--- Start ---

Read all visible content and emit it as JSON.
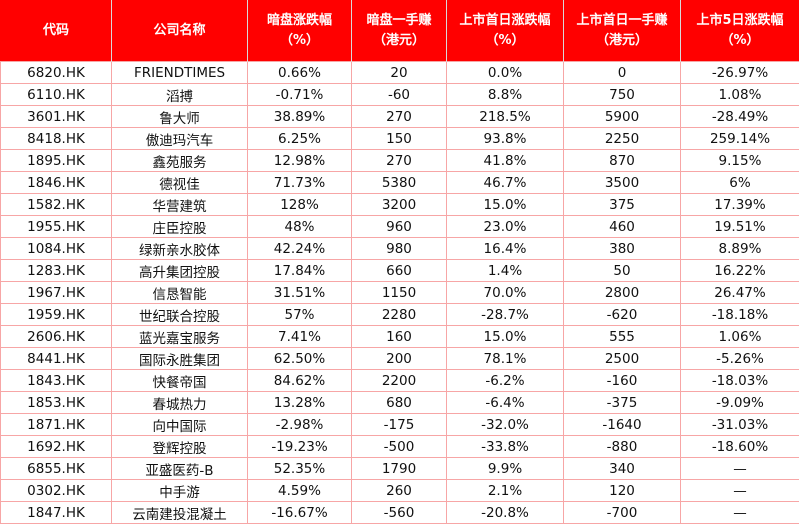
{
  "colors": {
    "header_bg": "#ff0000",
    "header_text": "#ffffff",
    "grid": "#f7a6a6",
    "outer_border": "#ff0000"
  },
  "headers": [
    {
      "line1": "代码",
      "line2": ""
    },
    {
      "line1": "公司名称",
      "line2": ""
    },
    {
      "line1": "暗盘涨跌幅",
      "line2": "（%）"
    },
    {
      "line1": "暗盘一手赚",
      "line2": "（港元）"
    },
    {
      "line1": "上市首日涨跌幅",
      "line2": "（%）"
    },
    {
      "line1": "上市首日一手赚",
      "line2": "（港元）"
    },
    {
      "line1": "上市5日涨跌幅",
      "line2": "（%）"
    }
  ],
  "rows": [
    [
      "6820.HK",
      "FRIENDTIMES",
      "0.66%",
      "20",
      "0.0%",
      "0",
      "-26.97%"
    ],
    [
      "6110.HK",
      "滔搏",
      "-0.71%",
      "-60",
      "8.8%",
      "750",
      "1.08%"
    ],
    [
      "3601.HK",
      "鲁大师",
      "38.89%",
      "270",
      "218.5%",
      "5900",
      "-28.49%"
    ],
    [
      "8418.HK",
      "傲迪玛汽车",
      "6.25%",
      "150",
      "93.8%",
      "2250",
      "259.14%"
    ],
    [
      "1895.HK",
      "鑫苑服务",
      "12.98%",
      "270",
      "41.8%",
      "870",
      "9.15%"
    ],
    [
      "1846.HK",
      "德视佳",
      "71.73%",
      "5380",
      "46.7%",
      "3500",
      "6%"
    ],
    [
      "1582.HK",
      "华营建筑",
      "128%",
      "3200",
      "15.0%",
      "375",
      "17.39%"
    ],
    [
      "1955.HK",
      "庄臣控股",
      "48%",
      "960",
      "23.0%",
      "460",
      "19.51%"
    ],
    [
      "1084.HK",
      "绿新亲水胶体",
      "42.24%",
      "980",
      "16.4%",
      "380",
      "8.89%"
    ],
    [
      "1283.HK",
      "高升集团控股",
      "17.84%",
      "660",
      "1.4%",
      "50",
      "16.22%"
    ],
    [
      "1967.HK",
      "信恳智能",
      "31.51%",
      "1150",
      "70.0%",
      "2800",
      "26.47%"
    ],
    [
      "1959.HK",
      "世纪联合控股",
      "57%",
      "2280",
      "-28.7%",
      "-620",
      "-18.18%"
    ],
    [
      "2606.HK",
      "蓝光嘉宝服务",
      "7.41%",
      "160",
      "15.0%",
      "555",
      "1.06%"
    ],
    [
      "8441.HK",
      "国际永胜集团",
      "62.50%",
      "200",
      "78.1%",
      "2500",
      "-5.26%"
    ],
    [
      "1843.HK",
      "快餐帝国",
      "84.62%",
      "2200",
      "-6.2%",
      "-160",
      "-18.03%"
    ],
    [
      "1853.HK",
      "春城热力",
      "13.28%",
      "680",
      "-6.4%",
      "-375",
      "-9.09%"
    ],
    [
      "1871.HK",
      "向中国际",
      "-2.98%",
      "-175",
      "-32.0%",
      "-1640",
      "-31.03%"
    ],
    [
      "1692.HK",
      "登辉控股",
      "-19.23%",
      "-500",
      "-33.8%",
      "-880",
      "-18.60%"
    ],
    [
      "6855.HK",
      "亚盛医药-B",
      "52.35%",
      "1790",
      "9.9%",
      "340",
      "—"
    ],
    [
      "0302.HK",
      "中手游",
      "4.59%",
      "260",
      "2.1%",
      "120",
      "—"
    ],
    [
      "1847.HK",
      "云南建投混凝土",
      "-16.67%",
      "-560",
      "-20.8%",
      "-700",
      "—"
    ]
  ]
}
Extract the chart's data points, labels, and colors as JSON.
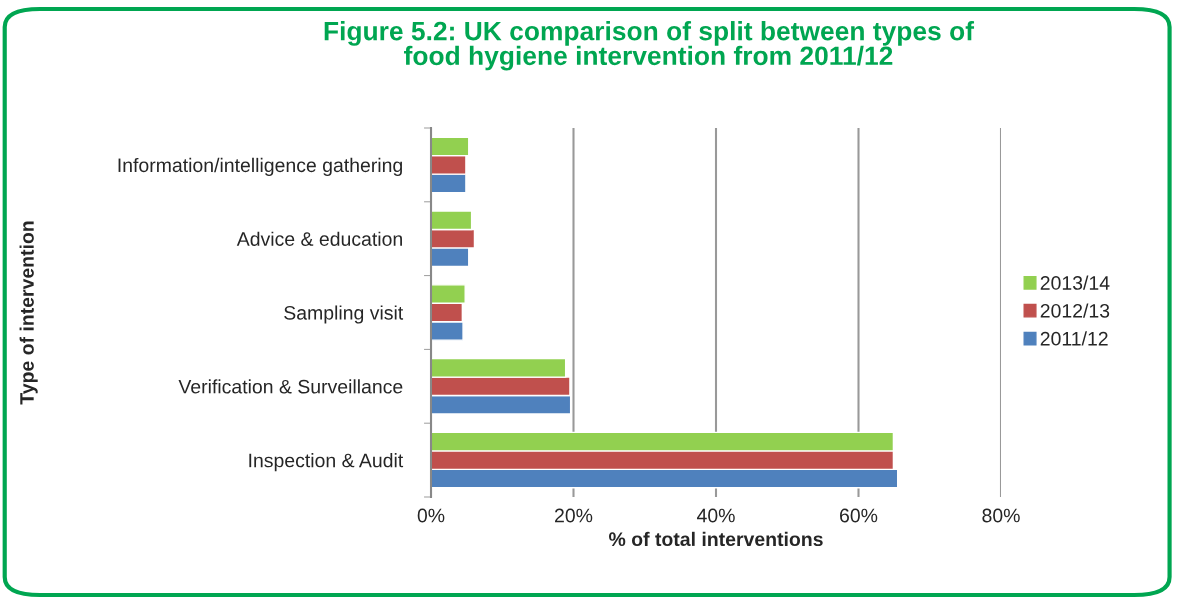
{
  "chart_data": {
    "type": "bar",
    "orientation": "horizontal",
    "title": "Figure 5.2: UK comparison of split between types of\nfood hygiene intervention from 2011/12",
    "xlabel": "% of total interventions",
    "ylabel": "Type of intervention",
    "categories": [
      "Information/intelligence gathering",
      "Advice & education",
      "Sampling visit",
      "Verification & Surveillance",
      "Inspection & Audit"
    ],
    "series": [
      {
        "name": "2011/12",
        "color": "#4f81bd",
        "values": [
          4.9,
          5.3,
          4.5,
          19.6,
          65.5
        ]
      },
      {
        "name": "2012/13",
        "color": "#c0504d",
        "values": [
          4.9,
          6.1,
          4.4,
          19.5,
          64.9
        ]
      },
      {
        "name": "2013/14",
        "color": "#92d050",
        "values": [
          5.3,
          5.7,
          4.8,
          18.9,
          64.9
        ]
      }
    ],
    "xlim": [
      0,
      80
    ],
    "xticks": [
      {
        "value": 0,
        "label": "0%"
      },
      {
        "value": 20,
        "label": "20%"
      },
      {
        "value": 40,
        "label": "40%"
      },
      {
        "value": 60,
        "label": "60%"
      },
      {
        "value": 80,
        "label": "80%"
      }
    ],
    "grid": "x",
    "legend": "right"
  }
}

--- End ---

▶ TASK PROMPT
Find and copy each line above that includes the string "name".

▶ CORRECT RESPONSE
        "name": "2011/12",
        "name": "2012/13",
        "name": "2013/14",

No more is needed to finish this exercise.